-- BEGIN RECORD LIST --

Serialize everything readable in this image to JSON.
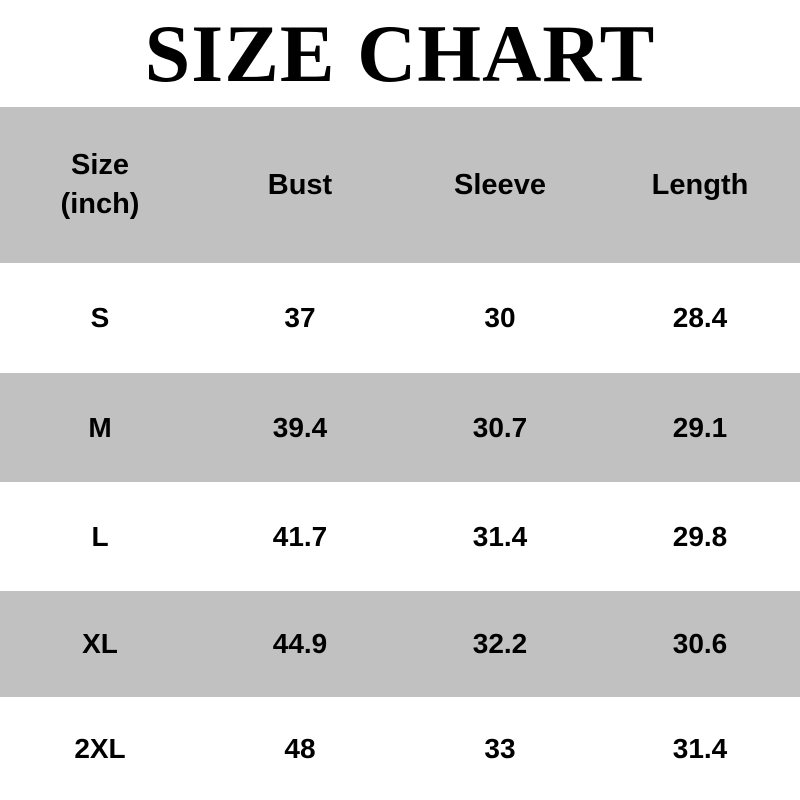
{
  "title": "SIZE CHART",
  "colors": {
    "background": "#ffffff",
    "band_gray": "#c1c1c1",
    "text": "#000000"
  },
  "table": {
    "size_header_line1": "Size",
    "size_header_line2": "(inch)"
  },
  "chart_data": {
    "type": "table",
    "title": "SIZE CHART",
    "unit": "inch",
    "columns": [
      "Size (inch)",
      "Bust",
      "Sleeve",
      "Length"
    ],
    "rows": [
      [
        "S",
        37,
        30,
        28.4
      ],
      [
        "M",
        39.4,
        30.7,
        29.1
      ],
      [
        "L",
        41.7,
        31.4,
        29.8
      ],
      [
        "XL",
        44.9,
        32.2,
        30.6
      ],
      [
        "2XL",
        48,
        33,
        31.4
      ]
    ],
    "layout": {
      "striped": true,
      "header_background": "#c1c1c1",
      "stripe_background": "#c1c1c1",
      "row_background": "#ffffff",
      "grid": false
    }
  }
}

-- END RECORD LIST --

WHAT THE TASK REQUIRES: Search the data above for the string "inch" and return every line that has it.

REPLY TO THE EXERCISE:
    "size_header_line2": "(inch)"
    "unit": "inch",
      "Size (inch)",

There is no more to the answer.